**Énoncé:** Traduisez en anglais, s'il vous plaît, cette phrase du texte fourni ci-dessous : « Le système comporte donc déjà un élément de proportionnalité puisque la restitution ne doit être remboursée qu'au prorata des quantités pour lesquelles la preuve ne peut pas être apportée. »

**Texte fourni:**
···

43 . Je ne pense toutefois pas que cette jurisprudence soit applicable dans le cadre de la réglementation pertinente en l' occurrence .
44 . La prémisse à la base du raisonnement de Philipp Brothers, à savoir qu' il résulterait clairement du libellé de l' article 25, paragraphe 2, du règlement n° 2730/79 que cette disposition vise à sanctionner le manquement à deux obligations distinctes ( voir la page 13 de ses observations écrites ), et donc le renvoi à la jurisprudence précitée de la Cour, n' est à mon avis pas fondée . L' article 25, paragraphe 2, ne distingue pas entre l' obligation d' exporter et l' obligation de déposer les
documents prouvant cette exportation dans les délais prescrits . Aux termes de cette disposition comme aux termes des autres dispositions du règlement n° 2730/79 ( voir, notamment, les articles 9, 10, 11 et 20 ), n' est censé avoir exporté ou mis à la consommation dans le pays tiers que celui qui le prouve au moyen des documents prévus . Cela vaut également dans le cas du deuxième tiret de l' article 25, paragraphe 2, en ce sens que, pour en bénéficier, l' exportateur doit bien entendu apporter,
dans les délais prescrits, la preuve que le produit a atteint une destination autre que celle pour laquelle l' avance avait été calculée . C' est sur la base de cette preuve que le montant versé indûment pourra être déterminé et donc remboursé .
45 . Aussi n' est-il que logique que, dans l' exemple donné par Philipp Brothers, l' exportateur qui n' exporte que la moitié des produits pour lesquels une avance a été accordée et apporte la preuve de la réalisation partielle de son obligation n' est tenu de rembourser que la moitié de l' avance obtenue, majorée de 15 %, tandis que celui qui a exporté la totalité des quantités pour lesquelles l' avance a été octroyée, mais n' en rapporte les preuves qu' après l' expiration du délai visé à l'
article 31, est tenu de rembourser le montant total de l' avance, majoré de 15 %: en effet, le premier, à l' inverse du second, a précisément apporté dans les délais prévus les preuves requises pour pouvoir bénéficier définitivement de la moitié de la restitution payée à l' avance . Le système comporte donc déjà un élément de proportionnalité puisque la restitution ne doit être remboursée qu' au prorata des quantités pour lesquelles la preuve ne peut pas être apportée .

···

**Données du jeu:**
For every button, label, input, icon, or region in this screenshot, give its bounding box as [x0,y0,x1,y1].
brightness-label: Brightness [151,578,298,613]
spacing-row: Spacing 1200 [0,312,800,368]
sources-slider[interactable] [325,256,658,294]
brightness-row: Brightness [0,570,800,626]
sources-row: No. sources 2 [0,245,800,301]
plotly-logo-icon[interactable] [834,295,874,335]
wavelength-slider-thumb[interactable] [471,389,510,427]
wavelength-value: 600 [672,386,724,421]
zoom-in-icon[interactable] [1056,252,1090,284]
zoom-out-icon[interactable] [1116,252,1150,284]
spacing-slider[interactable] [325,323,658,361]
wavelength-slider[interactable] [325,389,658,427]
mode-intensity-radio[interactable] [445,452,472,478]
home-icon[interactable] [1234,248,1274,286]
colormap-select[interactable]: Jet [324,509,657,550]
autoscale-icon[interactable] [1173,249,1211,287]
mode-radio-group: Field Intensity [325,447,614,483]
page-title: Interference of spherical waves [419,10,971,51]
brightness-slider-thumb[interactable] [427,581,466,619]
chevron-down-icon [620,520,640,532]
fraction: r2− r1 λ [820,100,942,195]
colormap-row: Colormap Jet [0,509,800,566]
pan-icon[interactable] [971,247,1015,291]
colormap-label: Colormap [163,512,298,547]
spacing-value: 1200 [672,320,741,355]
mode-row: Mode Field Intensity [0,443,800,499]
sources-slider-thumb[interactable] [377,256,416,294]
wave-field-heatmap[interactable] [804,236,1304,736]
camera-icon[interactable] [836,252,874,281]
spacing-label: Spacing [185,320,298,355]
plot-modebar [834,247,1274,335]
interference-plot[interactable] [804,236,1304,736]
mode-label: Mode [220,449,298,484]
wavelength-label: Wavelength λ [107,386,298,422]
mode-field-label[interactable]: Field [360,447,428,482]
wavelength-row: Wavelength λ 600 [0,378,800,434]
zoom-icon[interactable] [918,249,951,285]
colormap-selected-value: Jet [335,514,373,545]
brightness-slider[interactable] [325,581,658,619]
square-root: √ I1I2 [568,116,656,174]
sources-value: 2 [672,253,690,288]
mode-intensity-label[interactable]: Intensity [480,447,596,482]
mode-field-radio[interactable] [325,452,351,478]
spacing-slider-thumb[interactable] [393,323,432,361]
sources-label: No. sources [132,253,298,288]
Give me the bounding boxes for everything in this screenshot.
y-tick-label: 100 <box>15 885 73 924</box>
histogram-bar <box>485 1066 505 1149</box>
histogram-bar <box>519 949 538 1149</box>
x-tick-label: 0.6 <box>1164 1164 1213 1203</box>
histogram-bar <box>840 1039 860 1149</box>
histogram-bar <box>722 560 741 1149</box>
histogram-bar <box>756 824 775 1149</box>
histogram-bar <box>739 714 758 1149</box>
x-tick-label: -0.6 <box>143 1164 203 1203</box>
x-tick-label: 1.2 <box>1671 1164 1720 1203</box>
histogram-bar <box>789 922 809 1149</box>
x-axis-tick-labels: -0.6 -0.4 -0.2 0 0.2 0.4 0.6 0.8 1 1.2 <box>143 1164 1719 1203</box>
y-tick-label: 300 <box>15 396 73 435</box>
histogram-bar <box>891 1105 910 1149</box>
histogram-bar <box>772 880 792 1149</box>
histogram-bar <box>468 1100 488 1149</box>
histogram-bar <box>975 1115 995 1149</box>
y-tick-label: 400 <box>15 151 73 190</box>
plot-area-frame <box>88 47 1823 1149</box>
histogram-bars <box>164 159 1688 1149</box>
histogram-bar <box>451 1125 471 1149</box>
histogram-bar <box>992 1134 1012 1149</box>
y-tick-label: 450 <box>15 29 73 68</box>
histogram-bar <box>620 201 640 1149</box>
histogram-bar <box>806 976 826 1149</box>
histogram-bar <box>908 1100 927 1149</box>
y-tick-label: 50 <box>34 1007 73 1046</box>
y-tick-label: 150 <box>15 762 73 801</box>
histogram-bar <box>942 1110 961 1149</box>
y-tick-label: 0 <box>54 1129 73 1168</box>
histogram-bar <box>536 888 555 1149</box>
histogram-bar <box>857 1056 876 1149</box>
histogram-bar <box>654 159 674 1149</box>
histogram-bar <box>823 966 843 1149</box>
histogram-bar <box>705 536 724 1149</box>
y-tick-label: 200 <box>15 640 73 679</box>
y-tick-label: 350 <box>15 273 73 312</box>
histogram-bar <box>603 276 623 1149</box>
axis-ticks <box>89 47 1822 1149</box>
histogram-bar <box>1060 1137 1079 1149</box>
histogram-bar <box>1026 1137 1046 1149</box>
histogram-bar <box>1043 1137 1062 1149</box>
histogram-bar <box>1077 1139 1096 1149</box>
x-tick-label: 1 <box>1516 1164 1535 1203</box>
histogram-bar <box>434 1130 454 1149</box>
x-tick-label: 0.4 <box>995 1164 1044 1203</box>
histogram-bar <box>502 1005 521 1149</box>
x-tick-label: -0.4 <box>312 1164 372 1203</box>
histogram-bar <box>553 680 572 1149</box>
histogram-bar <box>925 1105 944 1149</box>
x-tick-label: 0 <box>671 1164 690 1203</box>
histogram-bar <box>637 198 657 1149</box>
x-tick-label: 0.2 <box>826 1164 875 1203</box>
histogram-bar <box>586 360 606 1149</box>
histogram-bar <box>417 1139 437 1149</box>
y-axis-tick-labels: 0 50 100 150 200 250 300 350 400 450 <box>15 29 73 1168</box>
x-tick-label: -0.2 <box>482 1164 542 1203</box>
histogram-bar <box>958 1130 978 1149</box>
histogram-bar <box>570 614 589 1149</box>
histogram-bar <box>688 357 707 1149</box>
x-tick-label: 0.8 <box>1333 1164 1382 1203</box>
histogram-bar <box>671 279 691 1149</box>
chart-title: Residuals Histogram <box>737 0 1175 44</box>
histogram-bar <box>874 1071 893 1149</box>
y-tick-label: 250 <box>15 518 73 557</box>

···

**Réponse rédigée:** The system therefore already contains an element of proportionality, since the refund need only be repaid in proportion to the quantities for which proof cannot be provided.